start RECORDS PROVIDED
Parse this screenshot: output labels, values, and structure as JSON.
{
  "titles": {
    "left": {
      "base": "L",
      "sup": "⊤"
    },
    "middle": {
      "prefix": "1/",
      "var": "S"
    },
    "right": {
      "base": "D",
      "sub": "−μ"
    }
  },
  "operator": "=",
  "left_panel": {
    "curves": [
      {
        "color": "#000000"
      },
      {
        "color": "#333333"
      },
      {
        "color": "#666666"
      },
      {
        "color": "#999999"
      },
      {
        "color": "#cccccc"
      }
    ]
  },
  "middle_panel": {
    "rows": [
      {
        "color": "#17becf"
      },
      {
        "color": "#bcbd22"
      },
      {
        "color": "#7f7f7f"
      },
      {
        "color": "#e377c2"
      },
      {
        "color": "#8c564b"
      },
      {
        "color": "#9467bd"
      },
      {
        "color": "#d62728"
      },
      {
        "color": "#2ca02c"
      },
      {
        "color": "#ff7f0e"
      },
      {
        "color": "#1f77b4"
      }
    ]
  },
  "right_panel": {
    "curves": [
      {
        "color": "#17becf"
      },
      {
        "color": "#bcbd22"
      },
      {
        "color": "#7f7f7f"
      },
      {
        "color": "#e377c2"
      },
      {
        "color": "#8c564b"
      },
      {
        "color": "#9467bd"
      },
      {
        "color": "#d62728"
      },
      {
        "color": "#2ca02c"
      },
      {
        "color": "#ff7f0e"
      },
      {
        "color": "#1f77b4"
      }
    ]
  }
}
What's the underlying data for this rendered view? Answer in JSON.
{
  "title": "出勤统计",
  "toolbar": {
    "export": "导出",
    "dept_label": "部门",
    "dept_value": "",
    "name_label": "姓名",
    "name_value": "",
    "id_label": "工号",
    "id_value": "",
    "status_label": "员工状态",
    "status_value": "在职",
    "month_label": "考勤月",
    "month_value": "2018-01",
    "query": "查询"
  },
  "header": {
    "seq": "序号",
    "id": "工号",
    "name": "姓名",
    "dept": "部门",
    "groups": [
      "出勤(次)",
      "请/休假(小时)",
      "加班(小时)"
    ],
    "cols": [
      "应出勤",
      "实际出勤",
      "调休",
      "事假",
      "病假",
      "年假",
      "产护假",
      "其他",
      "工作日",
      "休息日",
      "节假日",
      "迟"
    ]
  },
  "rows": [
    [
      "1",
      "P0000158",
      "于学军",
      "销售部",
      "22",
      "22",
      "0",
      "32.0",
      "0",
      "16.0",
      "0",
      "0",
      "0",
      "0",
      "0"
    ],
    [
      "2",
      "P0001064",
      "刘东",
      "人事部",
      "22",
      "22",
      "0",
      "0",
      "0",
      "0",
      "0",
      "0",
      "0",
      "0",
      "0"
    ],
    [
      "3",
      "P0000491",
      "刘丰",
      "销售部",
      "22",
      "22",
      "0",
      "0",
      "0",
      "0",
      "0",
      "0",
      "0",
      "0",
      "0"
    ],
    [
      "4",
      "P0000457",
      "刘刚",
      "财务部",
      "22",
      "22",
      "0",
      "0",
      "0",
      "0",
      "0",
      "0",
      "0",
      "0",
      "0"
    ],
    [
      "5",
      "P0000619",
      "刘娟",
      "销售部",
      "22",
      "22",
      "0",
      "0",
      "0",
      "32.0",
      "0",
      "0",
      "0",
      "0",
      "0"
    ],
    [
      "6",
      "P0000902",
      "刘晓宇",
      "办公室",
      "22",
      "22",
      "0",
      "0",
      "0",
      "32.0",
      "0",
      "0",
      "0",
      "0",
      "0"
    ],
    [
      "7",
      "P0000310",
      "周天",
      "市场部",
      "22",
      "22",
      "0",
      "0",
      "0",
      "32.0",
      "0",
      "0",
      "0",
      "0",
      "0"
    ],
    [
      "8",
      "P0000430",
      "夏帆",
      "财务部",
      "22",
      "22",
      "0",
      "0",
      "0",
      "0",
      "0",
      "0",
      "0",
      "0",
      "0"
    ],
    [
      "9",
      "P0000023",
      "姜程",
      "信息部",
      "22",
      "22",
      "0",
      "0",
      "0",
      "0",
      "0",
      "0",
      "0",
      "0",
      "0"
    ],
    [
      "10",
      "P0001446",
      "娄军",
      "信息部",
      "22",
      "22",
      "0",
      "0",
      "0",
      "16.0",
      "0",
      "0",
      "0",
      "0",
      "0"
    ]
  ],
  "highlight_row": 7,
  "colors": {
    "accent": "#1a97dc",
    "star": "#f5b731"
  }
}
end RECORDS PROVIDED
WORK TO COMPLETE – Set down every record above exactly as given.

RESPONSE TO THE TASK –
Parse this screenshot: output labels, values, and structure as JSON.
{
  "titles": {
    "left": {
      "base": "L",
      "sup": "⊤"
    },
    "middle": {
      "prefix": "1/",
      "var": "S"
    },
    "right": {
      "base": "D",
      "sub": "−μ"
    }
  },
  "operator": "=",
  "left_panel": {
    "curves": [
      {
        "color": "#000000"
      },
      {
        "color": "#333333"
      },
      {
        "color": "#666666"
      },
      {
        "color": "#999999"
      },
      {
        "color": "#cccccc"
      }
    ]
  },
  "middle_panel": {
    "rows": [
      {
        "color": "#17becf"
      },
      {
        "color": "#bcbd22"
      },
      {
        "color": "#7f7f7f"
      },
      {
        "color": "#e377c2"
      },
      {
        "color": "#8c564b"
      },
      {
        "color": "#9467bd"
      },
      {
        "color": "#d62728"
      },
      {
        "color": "#2ca02c"
      },
      {
        "color": "#ff7f0e"
      },
      {
        "color": "#1f77b4"
      }
    ]
  },
  "right_panel": {
    "curves": [
      {
        "color": "#17becf"
      },
      {
        "color": "#bcbd22"
      },
      {
        "color": "#7f7f7f"
      },
      {
        "color": "#e377c2"
      },
      {
        "color": "#8c564b"
      },
      {
        "color": "#9467bd"
      },
      {
        "color": "#d62728"
      },
      {
        "color": "#2ca02c"
      },
      {
        "color": "#ff7f0e"
      },
      {
        "color": "#1f77b4"
      }
    ]
  }
}
What's the underlying data for this rendered view? Answer in JSON.
{
  "title": "出勤统计",
  "toolbar": {
    "export": "导出",
    "dept_label": "部门",
    "dept_value": "",
    "name_label": "姓名",
    "name_value": "",
    "id_label": "工号",
    "id_value": "",
    "status_label": "员工状态",
    "status_value": "在职",
    "month_label": "考勤月",
    "month_value": "2018-01",
    "query": "查询"
  },
  "header": {
    "seq": "序号",
    "id": "工号",
    "name": "姓名",
    "dept": "部门",
    "groups": [
      "出勤(次)",
      "请/休假(小时)",
      "加班(小时)"
    ],
    "cols": [
      "应出勤",
      "实际出勤",
      "调休",
      "事假",
      "病假",
      "年假",
      "产护假",
      "其他",
      "工作日",
      "休息日",
      "节假日",
      "迟"
    ]
  },
  "rows": [
    [
      "1",
      "P0000158",
      "于学军",
      "销售部",
      "22",
      "22",
      "0",
      "32.0",
      "0",
      "16.0",
      "0",
      "0",
      "0",
      "0",
      "0"
    ],
    [
      "2",
      "P0001064",
      "刘东",
      "人事部",
      "22",
      "22",
      "0",
      "0",
      "0",
      "0",
      "0",
      "0",
      "0",
      "0",
      "0"
    ],
    [
      "3",
      "P0000491",
      "刘丰",
      "销售部",
      "22",
      "22",
      "0",
      "0",
      "0",
      "0",
      "0",
      "0",
      "0",
      "0",
      "0"
    ],
    [
      "4",
      "P0000457",
      "刘刚",
      "财务部",
      "22",
      "22",
      "0",
      "0",
      "0",
      "0",
      "0",
      "0",
      "0",
      "0",
      "0"
    ],
    [
      "5",
      "P0000619",
      "刘娟",
      "销售部",
      "22",
      "22",
      "0",
      "0",
      "0",
      "32.0",
      "0",
      "0",
      "0",
      "0",
      "0"
    ],
    [
      "6",
      "P0000902",
      "刘晓宇",
      "办公室",
      "22",
      "22",
      "0",
      "0",
      "0",
      "32.0",
      "0",
      "0",
      "0",
      "0",
      "0"
    ],
    [
      "7",
      "P0000310",
      "周天",
      "市场部",
      "22",
      "22",
      "0",
      "0",
      "0",
      "32.0",
      "0",
      "0",
      "0",
      "0",
      "0"
    ],
    [
      "8",
      "P0000430",
      "夏帆",
      "财务部",
      "22",
      "22",
      "0",
      "0",
      "0",
      "0",
      "0",
      "0",
      "0",
      "0",
      "0"
    ],
    [
      "9",
      "P0000023",
      "姜程",
      "信息部",
      "22",
      "22",
      "0",
      "0",
      "0",
      "0",
      "0",
      "0",
      "0",
      "0",
      "0"
    ],
    [
      "10",
      "P0001446",
      "娄军",
      "信息部",
      "22",
      "22",
      "0",
      "0",
      "0",
      "16.0",
      "0",
      "0",
      "0",
      "0",
      "0"
    ]
  ],
  "highlight_row": 7,
  "colors": {
    "accent": "#1a97dc",
    "star": "#f5b731"
  }
}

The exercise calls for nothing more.